**WHAT YOU WILL DO**
All of the data that follows should be output again without any alteration.

**RECORDS FOR THE EXERCISE**

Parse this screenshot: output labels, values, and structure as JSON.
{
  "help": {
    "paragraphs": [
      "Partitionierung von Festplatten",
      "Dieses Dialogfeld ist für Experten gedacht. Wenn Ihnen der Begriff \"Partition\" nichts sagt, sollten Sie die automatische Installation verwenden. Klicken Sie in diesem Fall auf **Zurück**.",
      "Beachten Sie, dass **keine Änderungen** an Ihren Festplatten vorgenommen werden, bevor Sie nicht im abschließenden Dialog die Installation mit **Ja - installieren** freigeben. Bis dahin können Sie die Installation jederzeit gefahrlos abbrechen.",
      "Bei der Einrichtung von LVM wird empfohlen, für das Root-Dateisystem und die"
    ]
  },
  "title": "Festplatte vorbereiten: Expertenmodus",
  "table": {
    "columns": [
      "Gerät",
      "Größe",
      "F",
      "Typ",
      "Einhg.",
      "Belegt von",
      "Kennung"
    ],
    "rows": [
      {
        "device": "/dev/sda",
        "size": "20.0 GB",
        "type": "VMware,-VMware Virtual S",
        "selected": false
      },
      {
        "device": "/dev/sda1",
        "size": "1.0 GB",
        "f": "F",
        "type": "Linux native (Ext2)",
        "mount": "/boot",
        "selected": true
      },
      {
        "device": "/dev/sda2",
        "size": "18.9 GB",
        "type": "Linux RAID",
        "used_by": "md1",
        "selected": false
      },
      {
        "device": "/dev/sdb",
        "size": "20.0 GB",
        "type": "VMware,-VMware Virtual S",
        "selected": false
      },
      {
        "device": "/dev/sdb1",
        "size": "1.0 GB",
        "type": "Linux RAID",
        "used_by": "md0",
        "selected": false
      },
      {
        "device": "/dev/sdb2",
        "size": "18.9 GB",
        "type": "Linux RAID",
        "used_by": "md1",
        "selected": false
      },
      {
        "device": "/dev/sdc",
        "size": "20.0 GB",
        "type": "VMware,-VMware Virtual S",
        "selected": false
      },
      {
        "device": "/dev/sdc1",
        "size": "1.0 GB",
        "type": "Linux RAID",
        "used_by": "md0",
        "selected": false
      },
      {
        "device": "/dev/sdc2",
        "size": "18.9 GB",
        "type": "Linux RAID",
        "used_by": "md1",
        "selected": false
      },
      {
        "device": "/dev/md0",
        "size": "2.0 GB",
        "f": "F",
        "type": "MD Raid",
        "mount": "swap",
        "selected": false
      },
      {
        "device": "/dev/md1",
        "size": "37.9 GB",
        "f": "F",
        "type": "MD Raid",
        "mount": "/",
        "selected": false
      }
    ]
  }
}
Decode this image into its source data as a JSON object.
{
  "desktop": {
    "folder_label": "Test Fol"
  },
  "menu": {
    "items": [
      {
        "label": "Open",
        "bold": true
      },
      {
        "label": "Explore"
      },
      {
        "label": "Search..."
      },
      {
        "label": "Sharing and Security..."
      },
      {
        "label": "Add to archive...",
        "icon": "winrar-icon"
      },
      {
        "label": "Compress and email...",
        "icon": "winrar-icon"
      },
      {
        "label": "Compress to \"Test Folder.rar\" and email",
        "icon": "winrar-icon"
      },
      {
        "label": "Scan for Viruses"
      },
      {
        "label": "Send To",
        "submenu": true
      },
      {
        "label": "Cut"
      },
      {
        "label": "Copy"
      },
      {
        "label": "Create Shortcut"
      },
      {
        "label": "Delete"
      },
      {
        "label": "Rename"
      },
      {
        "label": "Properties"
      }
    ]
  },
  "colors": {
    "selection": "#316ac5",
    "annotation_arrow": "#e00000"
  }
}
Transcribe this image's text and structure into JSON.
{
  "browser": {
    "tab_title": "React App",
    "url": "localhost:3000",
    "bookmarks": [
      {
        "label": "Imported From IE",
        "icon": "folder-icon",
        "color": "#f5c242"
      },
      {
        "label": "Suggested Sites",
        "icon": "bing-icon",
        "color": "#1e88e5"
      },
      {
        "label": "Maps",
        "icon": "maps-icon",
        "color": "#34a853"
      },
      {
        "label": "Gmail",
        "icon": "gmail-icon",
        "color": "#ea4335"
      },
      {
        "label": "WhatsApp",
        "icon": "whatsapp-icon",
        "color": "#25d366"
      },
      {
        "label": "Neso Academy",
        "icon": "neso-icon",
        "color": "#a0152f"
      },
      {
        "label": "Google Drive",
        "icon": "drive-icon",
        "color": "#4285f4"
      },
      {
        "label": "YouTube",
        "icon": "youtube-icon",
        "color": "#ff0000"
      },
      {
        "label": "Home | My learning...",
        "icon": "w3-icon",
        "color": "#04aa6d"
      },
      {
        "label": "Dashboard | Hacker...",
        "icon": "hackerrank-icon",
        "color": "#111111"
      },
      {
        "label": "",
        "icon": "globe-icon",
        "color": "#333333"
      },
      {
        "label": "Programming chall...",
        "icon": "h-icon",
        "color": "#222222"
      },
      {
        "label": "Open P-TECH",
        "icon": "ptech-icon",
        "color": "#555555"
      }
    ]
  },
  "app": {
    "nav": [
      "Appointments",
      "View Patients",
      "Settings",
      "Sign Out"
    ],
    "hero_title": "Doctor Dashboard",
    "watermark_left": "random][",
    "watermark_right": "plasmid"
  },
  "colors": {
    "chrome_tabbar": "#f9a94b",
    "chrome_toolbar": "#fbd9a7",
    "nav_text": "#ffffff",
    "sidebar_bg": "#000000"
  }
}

**ANSWER BELOW**
Parse this screenshot: output labels, values, and structure as JSON.
{
  "help": {
    "paragraphs": [
      "Partitionierung von Festplatten",
      "Dieses Dialogfeld ist für Experten gedacht. Wenn Ihnen der Begriff \"Partition\" nichts sagt, sollten Sie die automatische Installation verwenden. Klicken Sie in diesem Fall auf **Zurück**.",
      "Beachten Sie, dass **keine Änderungen** an Ihren Festplatten vorgenommen werden, bevor Sie nicht im abschließenden Dialog die Installation mit **Ja - installieren** freigeben. Bis dahin können Sie die Installation jederzeit gefahrlos abbrechen.",
      "Bei der Einrichtung von LVM wird empfohlen, für das Root-Dateisystem und die"
    ]
  },
  "title": "Festplatte vorbereiten: Expertenmodus",
  "table": {
    "columns": [
      "Gerät",
      "Größe",
      "F",
      "Typ",
      "Einhg.",
      "Belegt von",
      "Kennung"
    ],
    "rows": [
      {
        "device": "/dev/sda",
        "size": "20.0 GB",
        "type": "VMware,-VMware Virtual S",
        "selected": false
      },
      {
        "device": "/dev/sda1",
        "size": "1.0 GB",
        "f": "F",
        "type": "Linux native (Ext2)",
        "mount": "/boot",
        "selected": true
      },
      {
        "device": "/dev/sda2",
        "size": "18.9 GB",
        "type": "Linux RAID",
        "used_by": "md1",
        "selected": false
      },
      {
        "device": "/dev/sdb",
        "size": "20.0 GB",
        "type": "VMware,-VMware Virtual S",
        "selected": false
      },
      {
        "device": "/dev/sdb1",
        "size": "1.0 GB",
        "type": "Linux RAID",
        "used_by": "md0",
        "selected": false
      },
      {
        "device": "/dev/sdb2",
        "size": "18.9 GB",
        "type": "Linux RAID",
        "used_by": "md1",
        "selected": false
      },
      {
        "device": "/dev/sdc",
        "size": "20.0 GB",
        "type": "VMware,-VMware Virtual S",
        "selected": false
      },
      {
        "device": "/dev/sdc1",
        "size": "1.0 GB",
        "type": "Linux RAID",
        "used_by": "md0",
        "selected": false
      },
      {
        "device": "/dev/sdc2",
        "size": "18.9 GB",
        "type": "Linux RAID",
        "used_by": "md1",
        "selected": false
      },
      {
        "device": "/dev/md0",
        "size": "2.0 GB",
        "f": "F",
        "type": "MD Raid",
        "mount": "swap",
        "selected": false
      },
      {
        "device": "/dev/md1",
        "size": "37.9 GB",
        "f": "F",
        "type": "MD Raid",
        "mount": "/",
        "selected": false
      }
    ]
  }
}
Decode this image into its source data as a JSON object.
{
  "desktop": {
    "folder_label": "Test Fol"
  },
  "menu": {
    "items": [
      {
        "label": "Open",
        "bold": true
      },
      {
        "label": "Explore"
      },
      {
        "label": "Search..."
      },
      {
        "label": "Sharing and Security..."
      },
      {
        "label": "Add to archive...",
        "icon": "winrar-icon"
      },
      {
        "label": "Compress and email...",
        "icon": "winrar-icon"
      },
      {
        "label": "Compress to \"Test Folder.rar\" and email",
        "icon": "winrar-icon"
      },
      {
        "label": "Scan for Viruses"
      },
      {
        "label": "Send To",
        "submenu": true
      },
      {
        "label": "Cut"
      },
      {
        "label": "Copy"
      },
      {
        "label": "Create Shortcut"
      },
      {
        "label": "Delete"
      },
      {
        "label": "Rename"
      },
      {
        "label": "Properties"
      }
    ]
  },
  "colors": {
    "selection": "#316ac5",
    "annotation_arrow": "#e00000"
  }
}
Transcribe this image's text and structure into JSON.
{
  "browser": {
    "tab_title": "React App",
    "url": "localhost:3000",
    "bookmarks": [
      {
        "label": "Imported From IE",
        "icon": "folder-icon",
        "color": "#f5c242"
      },
      {
        "label": "Suggested Sites",
        "icon": "bing-icon",
        "color": "#1e88e5"
      },
      {
        "label": "Maps",
        "icon": "maps-icon",
        "color": "#34a853"
      },
      {
        "label": "Gmail",
        "icon": "gmail-icon",
        "color": "#ea4335"
      },
      {
        "label": "WhatsApp",
        "icon": "whatsapp-icon",
        "color": "#25d366"
      },
      {
        "label": "Neso Academy",
        "icon": "neso-icon",
        "color": "#a0152f"
      },
      {
        "label": "Google Drive",
        "icon": "drive-icon",
        "color": "#4285f4"
      },
      {
        "label": "YouTube",
        "icon": "youtube-icon",
        "color": "#ff0000"
      },
      {
        "label": "Home | My learning...",
        "icon": "w3-icon",
        "color": "#04aa6d"
      },
      {
        "label": "Dashboard | Hacker...",
        "icon": "hackerrank-icon",
        "color": "#111111"
      },
      {
        "label": "",
        "icon": "globe-icon",
        "color": "#333333"
      },
      {
        "label": "Programming chall...",
        "icon": "h-icon",
        "color": "#222222"
      },
      {
        "label": "Open P-TECH",
        "icon": "ptech-icon",
        "color": "#555555"
      }
    ]
  },
  "app": {
    "nav": [
      "Appointments",
      "View Patients",
      "Settings",
      "Sign Out"
    ],
    "hero_title": "Doctor Dashboard",
    "watermark_left": "random][",
    "watermark_right": "plasmid"
  },
  "colors": {
    "chrome_tabbar": "#f9a94b",
    "chrome_toolbar": "#fbd9a7",
    "nav_text": "#ffffff",
    "sidebar_bg": "#000000"
  }
}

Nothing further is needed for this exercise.